AIM:
Give the entries again exactly, every one of them.

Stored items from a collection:
****************************************

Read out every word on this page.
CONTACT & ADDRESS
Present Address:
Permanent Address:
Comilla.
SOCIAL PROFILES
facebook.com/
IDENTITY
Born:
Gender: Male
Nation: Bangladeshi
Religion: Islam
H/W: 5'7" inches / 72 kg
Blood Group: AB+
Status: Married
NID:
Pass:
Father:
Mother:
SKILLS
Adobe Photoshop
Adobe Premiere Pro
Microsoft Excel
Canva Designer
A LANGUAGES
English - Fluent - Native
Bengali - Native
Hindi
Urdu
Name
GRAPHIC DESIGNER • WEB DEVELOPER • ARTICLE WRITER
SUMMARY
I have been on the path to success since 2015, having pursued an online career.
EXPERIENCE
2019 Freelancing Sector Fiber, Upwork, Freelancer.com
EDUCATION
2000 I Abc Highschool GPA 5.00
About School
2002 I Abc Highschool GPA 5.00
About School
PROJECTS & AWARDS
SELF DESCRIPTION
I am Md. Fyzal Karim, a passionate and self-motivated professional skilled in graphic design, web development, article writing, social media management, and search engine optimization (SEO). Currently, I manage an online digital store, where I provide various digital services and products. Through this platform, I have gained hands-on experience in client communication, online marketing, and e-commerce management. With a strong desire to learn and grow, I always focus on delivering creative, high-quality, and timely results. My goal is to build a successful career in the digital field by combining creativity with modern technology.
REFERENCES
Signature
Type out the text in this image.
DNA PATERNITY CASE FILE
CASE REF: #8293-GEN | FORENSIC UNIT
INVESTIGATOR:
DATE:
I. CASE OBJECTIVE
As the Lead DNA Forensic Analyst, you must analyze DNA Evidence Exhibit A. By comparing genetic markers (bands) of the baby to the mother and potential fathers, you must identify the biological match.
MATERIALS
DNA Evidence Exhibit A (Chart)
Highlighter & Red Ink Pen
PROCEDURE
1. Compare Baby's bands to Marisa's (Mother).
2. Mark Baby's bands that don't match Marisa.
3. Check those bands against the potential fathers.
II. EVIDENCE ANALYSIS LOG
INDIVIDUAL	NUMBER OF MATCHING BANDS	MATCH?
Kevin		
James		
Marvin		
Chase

****************************************

EXERCISE ANSWER:
Read out every word on this page.
CONTACT & ADDRESS
Present Address:
Permanent Address:
Comilla.
SOCIAL PROFILES
facebook.com/
IDENTITY
Born:
Gender: Male
Nation: Bangladeshi
Religion: Islam
H/W: 5'7" inches / 72 kg
Blood Group: AB+
Status: Married
NID:
Pass:
Father:
Mother:
SKILLS
Adobe Photoshop
Adobe Premiere Pro
Microsoft Excel
Canva Designer
A LANGUAGES
English - Fluent - Native
Bengali - Native
Hindi
Urdu
Name
GRAPHIC DESIGNER • WEB DEVELOPER • ARTICLE WRITER
SUMMARY
I have been on the path to success since 2015, having pursued an online career.
EXPERIENCE
2019 Freelancing Sector Fiber, Upwork, Freelancer.com
EDUCATION
2000 I Abc Highschool GPA 5.00
About School
2002 I Abc Highschool GPA 5.00
About School
PROJECTS & AWARDS
SELF DESCRIPTION
I am Md. Fyzal Karim, a passionate and self-motivated professional skilled in graphic design, web development, article writing, social media management, and search engine optimization (SEO). Currently, I manage an online digital store, where I provide various digital services and products. Through this platform, I have gained hands-on experience in client communication, online marketing, and e-commerce management. With a strong desire to learn and grow, I always focus on delivering creative, high-quality, and timely results. My goal is to build a successful career in the digital field by combining creativity with modern technology.
REFERENCES
Signature
Type out the text in this image.
DNA PATERNITY CASE FILE
CASE REF: #8293-GEN | FORENSIC UNIT
INVESTIGATOR:
DATE:
I. CASE OBJECTIVE
As the Lead DNA Forensic Analyst, you must analyze DNA Evidence Exhibit A. By comparing genetic markers (bands) of the baby to the mother and potential fathers, you must identify the biological match.
MATERIALS
DNA Evidence Exhibit A (Chart)
Highlighter & Red Ink Pen
PROCEDURE
1. Compare Baby's bands to Marisa's (Mother).
2. Mark Baby's bands that don't match Marisa.
3. Check those bands against the potential fathers.
II. EVIDENCE ANALYSIS LOG
INDIVIDUAL	NUMBER OF MATCHING BANDS	MATCH?
Kevin		
James		
Marvin		
Chase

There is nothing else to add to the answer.